Copy each line exactly. Leave nothing out.

----------

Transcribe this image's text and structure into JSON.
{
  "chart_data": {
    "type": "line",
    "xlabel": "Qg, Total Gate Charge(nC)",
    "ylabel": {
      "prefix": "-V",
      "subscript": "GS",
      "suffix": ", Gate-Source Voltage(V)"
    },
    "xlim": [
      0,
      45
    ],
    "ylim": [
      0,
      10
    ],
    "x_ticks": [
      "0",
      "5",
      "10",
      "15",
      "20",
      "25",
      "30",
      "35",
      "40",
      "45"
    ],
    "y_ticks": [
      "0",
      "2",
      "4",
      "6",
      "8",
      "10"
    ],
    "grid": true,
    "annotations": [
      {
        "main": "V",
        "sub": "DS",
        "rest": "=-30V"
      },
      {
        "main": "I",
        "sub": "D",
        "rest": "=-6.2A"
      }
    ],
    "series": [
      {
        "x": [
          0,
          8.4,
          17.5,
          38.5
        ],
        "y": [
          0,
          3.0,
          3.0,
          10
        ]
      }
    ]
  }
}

----------

Exercise answer →
Transcribe this image's text and structure into JSON.
{
  "chart_data": {
    "type": "line",
    "xlabel": "Qg, Total Gate Charge(nC)",
    "ylabel": {
      "prefix": "-V",
      "subscript": "GS",
      "suffix": ", Gate-Source Voltage(V)"
    },
    "xlim": [
      0,
      45
    ],
    "ylim": [
      0,
      10
    ],
    "x_ticks": [
      "0",
      "5",
      "10",
      "15",
      "20",
      "25",
      "30",
      "35",
      "40",
      "45"
    ],
    "y_ticks": [
      "0",
      "2",
      "4",
      "6",
      "8",
      "10"
    ],
    "grid": true,
    "annotations": [
      {
        "main": "V",
        "sub": "DS",
        "rest": "=-30V"
      },
      {
        "main": "I",
        "sub": "D",
        "rest": "=-6.2A"
      }
    ],
    "series": [
      {
        "x": [
          0,
          8.4,
          17.5,
          38.5
        ],
        "y": [
          0,
          3.0,
          3.0,
          10
        ]
      }
    ]
  }
}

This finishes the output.